◆ **EXERCISE OBJECTIVE**:
Return the data below line for line, without changing anything. Leave the pictures out of your answer.

◆ **SUPPLIED RECORDS**:
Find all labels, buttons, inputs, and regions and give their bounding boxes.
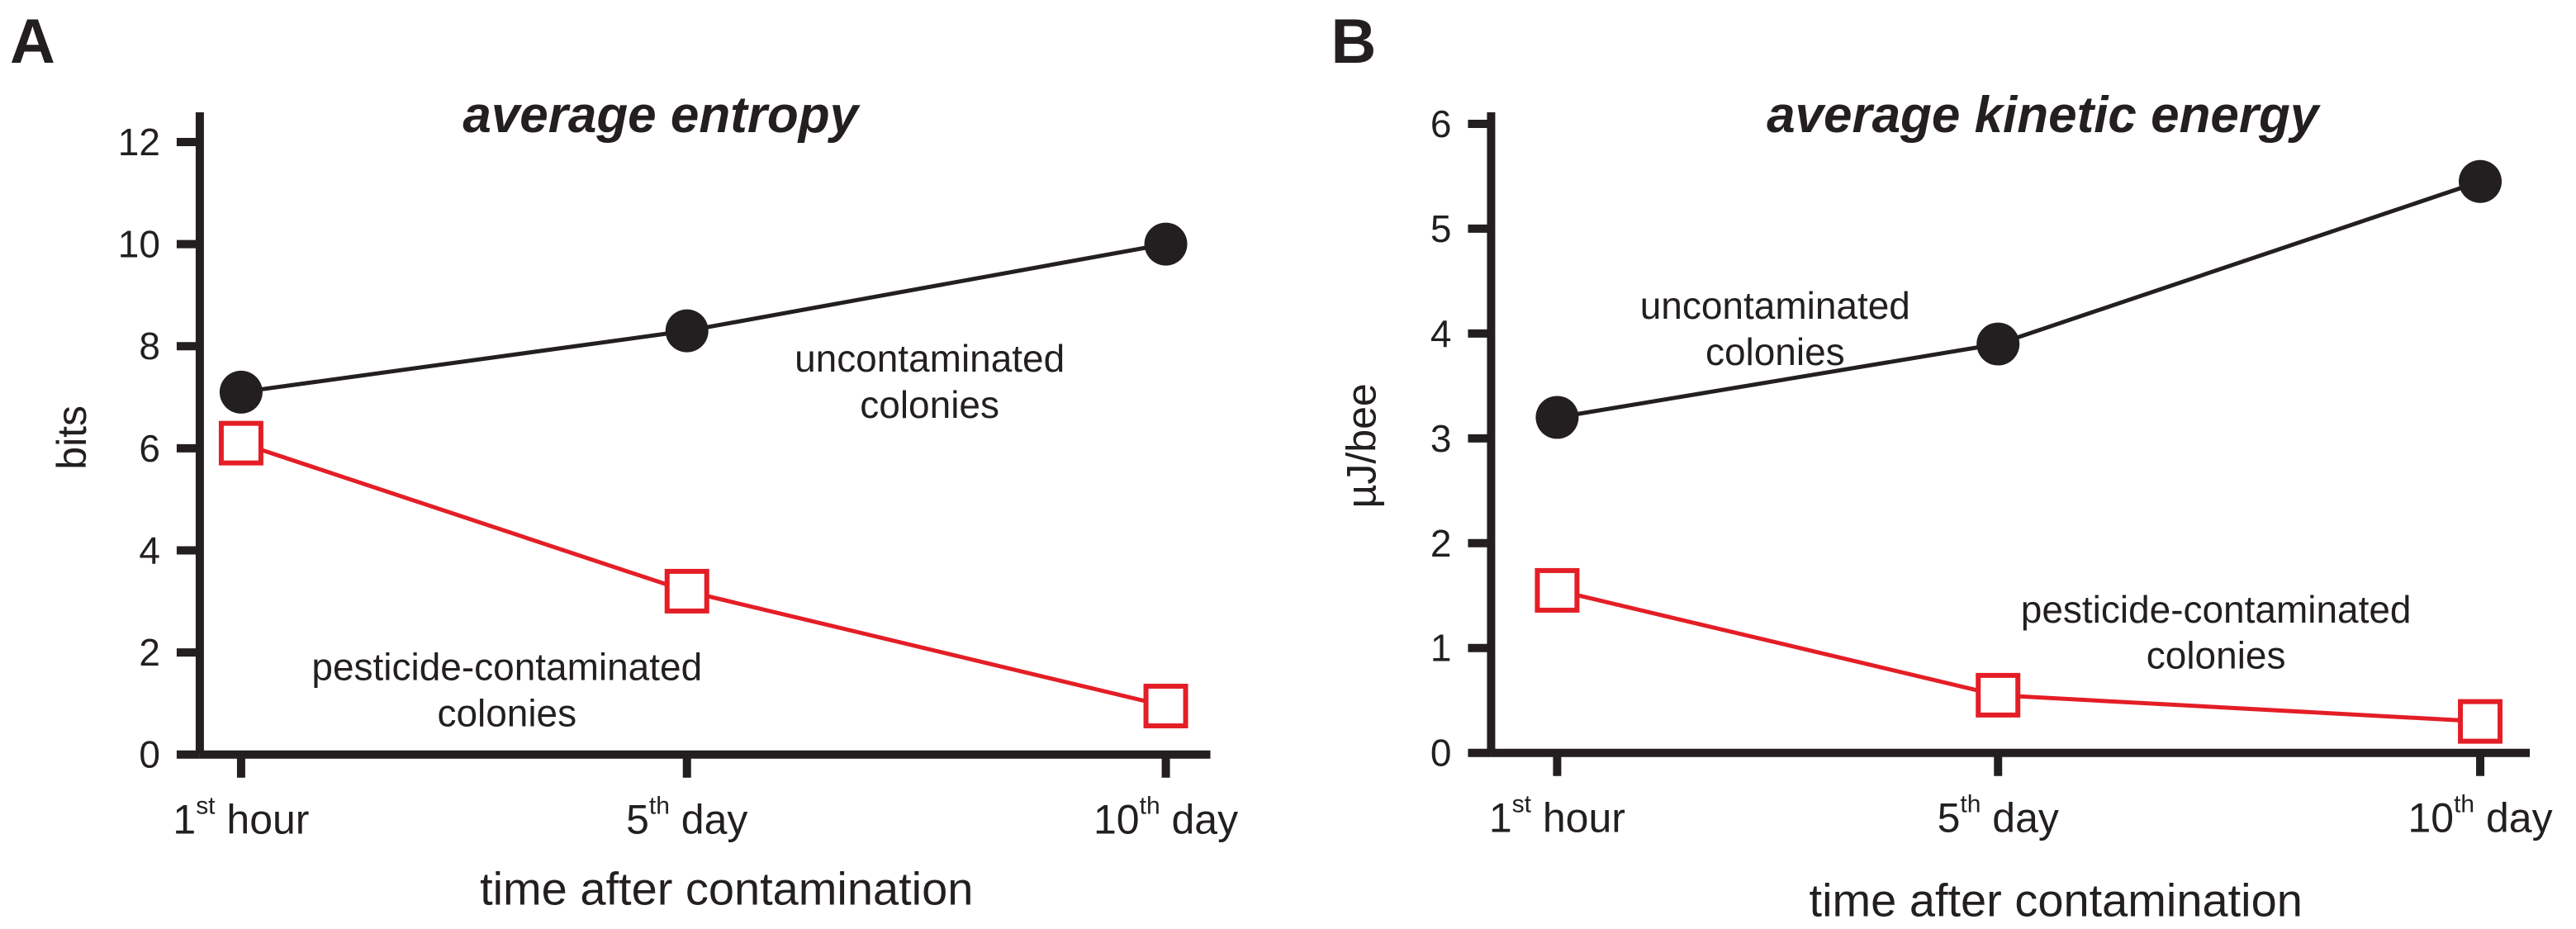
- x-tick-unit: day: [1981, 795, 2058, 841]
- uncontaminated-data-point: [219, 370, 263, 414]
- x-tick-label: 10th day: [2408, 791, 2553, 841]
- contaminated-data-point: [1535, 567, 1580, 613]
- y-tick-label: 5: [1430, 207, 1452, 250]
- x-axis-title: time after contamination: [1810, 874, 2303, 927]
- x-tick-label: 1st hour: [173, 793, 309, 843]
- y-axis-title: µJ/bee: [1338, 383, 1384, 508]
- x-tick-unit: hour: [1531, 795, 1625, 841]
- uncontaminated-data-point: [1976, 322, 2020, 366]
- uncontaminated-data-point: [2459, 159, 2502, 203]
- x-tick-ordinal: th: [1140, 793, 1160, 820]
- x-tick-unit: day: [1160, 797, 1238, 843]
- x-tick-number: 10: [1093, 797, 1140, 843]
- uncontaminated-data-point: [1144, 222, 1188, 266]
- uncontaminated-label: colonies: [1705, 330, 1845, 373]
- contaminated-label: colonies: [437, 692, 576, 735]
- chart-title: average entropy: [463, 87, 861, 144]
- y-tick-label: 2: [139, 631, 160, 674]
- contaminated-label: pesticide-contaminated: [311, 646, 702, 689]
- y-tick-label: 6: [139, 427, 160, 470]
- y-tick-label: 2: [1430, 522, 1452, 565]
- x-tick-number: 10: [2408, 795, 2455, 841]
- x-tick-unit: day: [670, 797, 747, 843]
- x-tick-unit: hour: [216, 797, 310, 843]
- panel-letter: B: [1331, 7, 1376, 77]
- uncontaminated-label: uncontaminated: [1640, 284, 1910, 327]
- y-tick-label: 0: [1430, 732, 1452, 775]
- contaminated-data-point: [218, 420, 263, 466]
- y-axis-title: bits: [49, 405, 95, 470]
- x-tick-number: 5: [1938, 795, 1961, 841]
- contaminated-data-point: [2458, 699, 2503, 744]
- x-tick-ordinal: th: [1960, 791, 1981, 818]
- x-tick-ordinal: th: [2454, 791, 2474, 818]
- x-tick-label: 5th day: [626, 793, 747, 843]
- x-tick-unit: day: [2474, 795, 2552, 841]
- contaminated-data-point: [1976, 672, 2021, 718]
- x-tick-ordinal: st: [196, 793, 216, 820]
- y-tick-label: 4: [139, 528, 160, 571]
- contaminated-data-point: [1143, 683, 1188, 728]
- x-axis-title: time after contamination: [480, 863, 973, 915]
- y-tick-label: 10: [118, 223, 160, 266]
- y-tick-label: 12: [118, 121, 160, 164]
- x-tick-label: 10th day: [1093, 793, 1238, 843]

◆ **TASK OUTPUT**:
Find all labels, buttons, inputs, and regions and give their bounding boxes.
- x-tick-unit: day: [1981, 795, 2058, 841]
- uncontaminated-data-point: [219, 370, 263, 414]
- x-tick-label: 10th day: [2408, 791, 2553, 841]
- contaminated-data-point: [1535, 567, 1580, 613]
- y-tick-label: 5: [1430, 207, 1452, 250]
- x-axis-title: time after contamination: [1810, 874, 2303, 927]
- x-tick-label: 1st hour: [173, 793, 309, 843]
- y-axis-title: µJ/bee: [1338, 383, 1384, 508]
- x-tick-unit: hour: [1531, 795, 1625, 841]
- uncontaminated-data-point: [1976, 322, 2020, 366]
- uncontaminated-data-point: [2459, 159, 2502, 203]
- x-tick-ordinal: th: [1140, 793, 1160, 820]
- x-tick-unit: day: [1160, 797, 1238, 843]
- x-tick-number: 10: [1093, 797, 1140, 843]
- uncontaminated-data-point: [1144, 222, 1188, 266]
- uncontaminated-label: colonies: [1705, 330, 1845, 373]
- contaminated-label: colonies: [437, 692, 576, 735]
- chart-title: average entropy: [463, 87, 861, 144]
- y-tick-label: 2: [139, 631, 160, 674]
- contaminated-label: pesticide-contaminated: [311, 646, 702, 689]
- y-tick-label: 6: [139, 427, 160, 470]
- y-tick-label: 2: [1430, 522, 1452, 565]
- x-tick-number: 10: [2408, 795, 2455, 841]
- x-tick-unit: day: [670, 797, 747, 843]
- x-tick-unit: hour: [216, 797, 310, 843]
- panel-letter: B: [1331, 7, 1376, 77]
- uncontaminated-label: uncontaminated: [1640, 284, 1910, 327]
- y-tick-label: 0: [1430, 732, 1452, 775]
- contaminated-data-point: [218, 420, 263, 466]
- y-axis-title: bits: [49, 405, 95, 470]
- x-tick-number: 5: [1938, 795, 1961, 841]
- contaminated-data-point: [2458, 699, 2503, 744]
- x-tick-ordinal: th: [1960, 791, 1981, 818]
- x-tick-ordinal: th: [2454, 791, 2474, 818]
- x-tick-label: 5th day: [626, 793, 747, 843]
- x-tick-unit: day: [2474, 795, 2552, 841]
- contaminated-data-point: [1976, 672, 2021, 718]
- x-tick-ordinal: st: [196, 793, 216, 820]
- y-tick-label: 4: [139, 528, 160, 571]
- contaminated-data-point: [1143, 683, 1188, 728]
- x-axis-title: time after contamination: [480, 863, 973, 915]
- y-tick-label: 10: [118, 223, 160, 266]
- y-tick-label: 12: [118, 121, 160, 164]
- x-tick-label: 10th day: [1093, 793, 1238, 843]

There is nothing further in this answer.